Task goal
Write out each line of the material again, word for word.

Input data
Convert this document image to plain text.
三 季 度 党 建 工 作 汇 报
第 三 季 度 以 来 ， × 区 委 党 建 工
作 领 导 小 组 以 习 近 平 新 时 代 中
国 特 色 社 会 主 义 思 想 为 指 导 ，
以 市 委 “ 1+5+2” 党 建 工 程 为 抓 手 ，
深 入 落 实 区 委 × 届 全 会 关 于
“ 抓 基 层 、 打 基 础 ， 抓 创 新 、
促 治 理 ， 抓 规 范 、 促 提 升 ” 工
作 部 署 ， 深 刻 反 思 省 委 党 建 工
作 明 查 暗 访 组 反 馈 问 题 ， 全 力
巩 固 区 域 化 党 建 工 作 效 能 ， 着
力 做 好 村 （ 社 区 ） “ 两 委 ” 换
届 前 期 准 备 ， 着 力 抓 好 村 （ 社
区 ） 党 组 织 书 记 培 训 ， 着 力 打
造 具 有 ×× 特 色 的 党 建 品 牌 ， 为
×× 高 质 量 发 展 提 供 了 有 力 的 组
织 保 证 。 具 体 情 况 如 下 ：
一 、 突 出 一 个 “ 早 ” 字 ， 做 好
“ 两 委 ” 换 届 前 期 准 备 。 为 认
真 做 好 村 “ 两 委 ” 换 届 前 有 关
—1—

Correct result
Convert this document image to plain text.
三 季 度 党 建 工 作 汇 报
第 三 季 度 以 来 ， × 区 委 党 建 工
作 领 导 小 组 以 习 近 平 新 时 代 中
国 特 色 社 会 主 义 思 想 为 指 导 ，
以 市 委 “ 1+5+2” 党 建 工 程 为 抓 手 ，
深 入 落 实 区 委 × 届 全 会 关 于
“ 抓 基 层 、 打 基 础 ， 抓 创 新 、
促 治 理 ， 抓 规 范 、 促 提 升 ” 工
作 部 署 ， 深 刻 反 思 省 委 党 建 工
作 明 查 暗 访 组 反 馈 问 题 ， 全 力
巩 固 区 域 化 党 建 工 作 效 能 ， 着
力 做 好 村 （ 社 区 ） “ 两 委 ” 换
届 前 期 准 备 ， 着 力 抓 好 村 （ 社
区 ） 党 组 织 书 记 培 训 ， 着 力 打
造 具 有 ×× 特 色 的 党 建 品 牌 ， 为
×× 高 质 量 发 展 提 供 了 有 力 的 组
织 保 证 。 具 体 情 况 如 下 ：
一 、 突 出 一 个 “ 早 ” 字 ， 做 好
“ 两 委 ” 换 届 前 期 准 备 。 为 认
真 做 好 村 “ 两 委 ” 换 届 前 有 关
—1—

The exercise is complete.